▸ **SUPPLIED PASSAGE**:
-- Opening Marker --

I’m a math and computer geek and even I go: “So? What’s the point?” LOL
Now that’s accuracy.
Of course, tied to some of the COVID vaccines. Well, there went a fun concept.
Yeah, but I won’t believe it until the Facebook Fact Checkers have a look-see.
“Infinity never felt so close”
Spare me. 62 trillion digits? I’ve got about that much in storage devices somewhere in my desk.
You want a glimpse of infinity?
https://waitbutwhy.com/2014/11/1000000-grahams-number.html
Get a bucket first, because you’re going to need a bucket for your brain after it melts while reading that.
Summary:
Graham’s Number is the largest known non-infinite number which answers a meaningful (albeit obscure) question. Expressing it is ... difficult. We’re talking “big” as in just the number of digits is vastly larger than packing the entire universe full of quarks and writing each digit of that number on a quark.
When that scale is understood, consider that it’s nigh unto nothing compared to infinity.
Calculate pi to Graham’s Number of digits, and consider you’re just barely getting started.
Infinity is very, very far away.
So what is it?
What an incredible waste of computer time and function. To prove what is already known as a irrational number, meaning it cannot be written as the ratio of two integers. The decimal representation of π is non-repeating.
The number can’t be written as a common fraction, though 22/7 approximates it. The decimal representation has not-— even in this ridiculous expense of time and utilization, been established as a permanently repeating pattern throughout any derivation.
>> using a supercomputer.
As I suspected. But we all know how to be even more precise.
Let me know when the last number is zero.
Good, another password I can use.
Math is racist.
Sorry, epic fail. They were just one short of discovering the last decimal place. This is what happens when you give up.
Calculating pie can be a challenge: https://www.spokesman.com/stories/1997/aug/17/wenatchee-apple-pie-takes-shape-hundreds-peel/
Oh, never mind.
Why stop there? Keep going!
Pi to ten places = May I have a large container of coffee cream and sugar = 3.1415926535
In Carl Sagan’s book, “Contact”, he had a really interesting idea about PI. According to the book, there was a message embedded deep inside of Pi. Buried deep inside of Pi, in base 11, there was a large string of ones and zeros that could be structured to draw a picture of a circle.
Granted, that Pi most likely contains any arbitrary string of numbers, (I don’t think this has been proven) it’s actually likely that you could find something like this if you looked hard enough. Of course, the same could be said about ‘e’.

-- Closing Marker --

▸ **LISTED ENTRIES**:
-- Opening Marker --

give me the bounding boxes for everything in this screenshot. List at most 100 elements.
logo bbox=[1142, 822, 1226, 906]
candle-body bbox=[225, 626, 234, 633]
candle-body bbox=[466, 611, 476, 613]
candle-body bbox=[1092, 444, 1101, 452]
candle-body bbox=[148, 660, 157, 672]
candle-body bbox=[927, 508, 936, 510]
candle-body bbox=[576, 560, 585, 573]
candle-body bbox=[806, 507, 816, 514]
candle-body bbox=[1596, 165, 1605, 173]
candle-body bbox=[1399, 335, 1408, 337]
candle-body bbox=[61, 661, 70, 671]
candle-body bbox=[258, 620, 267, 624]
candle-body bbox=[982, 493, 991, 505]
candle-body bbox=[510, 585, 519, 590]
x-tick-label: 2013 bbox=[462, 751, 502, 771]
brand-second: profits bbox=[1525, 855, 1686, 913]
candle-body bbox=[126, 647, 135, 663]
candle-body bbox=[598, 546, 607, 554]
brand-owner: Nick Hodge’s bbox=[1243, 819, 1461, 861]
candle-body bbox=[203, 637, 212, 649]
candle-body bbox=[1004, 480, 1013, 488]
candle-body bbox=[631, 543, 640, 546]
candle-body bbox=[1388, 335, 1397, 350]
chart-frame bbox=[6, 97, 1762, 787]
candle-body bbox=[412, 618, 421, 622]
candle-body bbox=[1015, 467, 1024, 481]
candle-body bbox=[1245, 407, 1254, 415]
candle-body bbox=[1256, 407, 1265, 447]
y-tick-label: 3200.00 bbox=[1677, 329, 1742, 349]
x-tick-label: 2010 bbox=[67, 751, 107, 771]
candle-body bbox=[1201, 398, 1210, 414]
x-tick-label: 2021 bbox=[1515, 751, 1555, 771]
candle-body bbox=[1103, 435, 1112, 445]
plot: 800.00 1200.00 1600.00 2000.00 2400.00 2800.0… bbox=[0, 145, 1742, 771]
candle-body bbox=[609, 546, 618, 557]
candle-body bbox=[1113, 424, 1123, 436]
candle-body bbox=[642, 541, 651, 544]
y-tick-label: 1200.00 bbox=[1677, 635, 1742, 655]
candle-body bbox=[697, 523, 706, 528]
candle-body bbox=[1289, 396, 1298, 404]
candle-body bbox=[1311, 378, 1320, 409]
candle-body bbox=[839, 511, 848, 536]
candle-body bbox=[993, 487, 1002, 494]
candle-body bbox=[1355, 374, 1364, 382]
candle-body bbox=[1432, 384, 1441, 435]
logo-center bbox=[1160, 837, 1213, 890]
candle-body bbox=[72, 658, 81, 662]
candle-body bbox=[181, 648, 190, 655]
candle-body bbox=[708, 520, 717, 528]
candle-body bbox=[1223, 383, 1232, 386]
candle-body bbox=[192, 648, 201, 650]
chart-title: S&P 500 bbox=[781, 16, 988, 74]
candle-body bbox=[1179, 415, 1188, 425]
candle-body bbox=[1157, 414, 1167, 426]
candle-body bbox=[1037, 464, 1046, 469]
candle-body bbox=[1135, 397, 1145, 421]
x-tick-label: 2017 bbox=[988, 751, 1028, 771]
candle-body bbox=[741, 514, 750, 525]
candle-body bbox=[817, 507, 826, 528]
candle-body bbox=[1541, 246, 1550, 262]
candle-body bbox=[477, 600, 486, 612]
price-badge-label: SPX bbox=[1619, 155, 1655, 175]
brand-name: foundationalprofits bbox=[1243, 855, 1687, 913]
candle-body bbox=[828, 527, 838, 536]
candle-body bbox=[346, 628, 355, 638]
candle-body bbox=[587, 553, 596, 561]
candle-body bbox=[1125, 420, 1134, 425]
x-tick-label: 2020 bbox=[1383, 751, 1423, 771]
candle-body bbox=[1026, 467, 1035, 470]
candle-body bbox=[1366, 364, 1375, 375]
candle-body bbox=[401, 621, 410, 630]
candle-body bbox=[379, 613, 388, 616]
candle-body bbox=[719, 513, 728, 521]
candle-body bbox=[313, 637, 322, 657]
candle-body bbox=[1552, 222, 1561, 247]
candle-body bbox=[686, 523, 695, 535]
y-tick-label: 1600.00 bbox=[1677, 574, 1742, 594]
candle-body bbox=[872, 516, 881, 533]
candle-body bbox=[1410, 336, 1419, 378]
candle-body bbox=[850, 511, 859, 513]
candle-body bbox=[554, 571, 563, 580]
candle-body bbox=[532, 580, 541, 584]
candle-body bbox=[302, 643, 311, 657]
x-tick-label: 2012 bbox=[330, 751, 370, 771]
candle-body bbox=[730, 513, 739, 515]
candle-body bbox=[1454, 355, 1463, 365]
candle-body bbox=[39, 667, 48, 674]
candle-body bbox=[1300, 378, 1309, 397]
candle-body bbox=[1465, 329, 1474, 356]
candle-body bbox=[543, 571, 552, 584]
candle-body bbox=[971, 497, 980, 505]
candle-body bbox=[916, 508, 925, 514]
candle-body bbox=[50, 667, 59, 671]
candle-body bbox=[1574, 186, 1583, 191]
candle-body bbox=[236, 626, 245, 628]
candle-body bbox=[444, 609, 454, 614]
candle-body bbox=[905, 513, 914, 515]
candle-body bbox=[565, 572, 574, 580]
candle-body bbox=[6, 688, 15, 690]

-- Closing Marker --

Decide whether each statement agrees with the comments about pi above: (a) One comment calls Graham's Number the largest known non-infinite number that answers a meaningful question. (b) The coffee-cream memory sentence gives pi to twelve places. (c) In the book "Contact," the message inside pi is found in base 10. For each, answer yes or no and quote the words from the comments that decide it.

(a) Yes: "Graham’s Number is the largest known non-infinite number which answers a meaningful (albeit obscure) question."
(b) No: "Pi to ten places = May I have a large container of coffee cream and sugar = 3.1415926535"
(c) No: "Buried deep inside of Pi, in base 11, there was a large string of ones and zeros"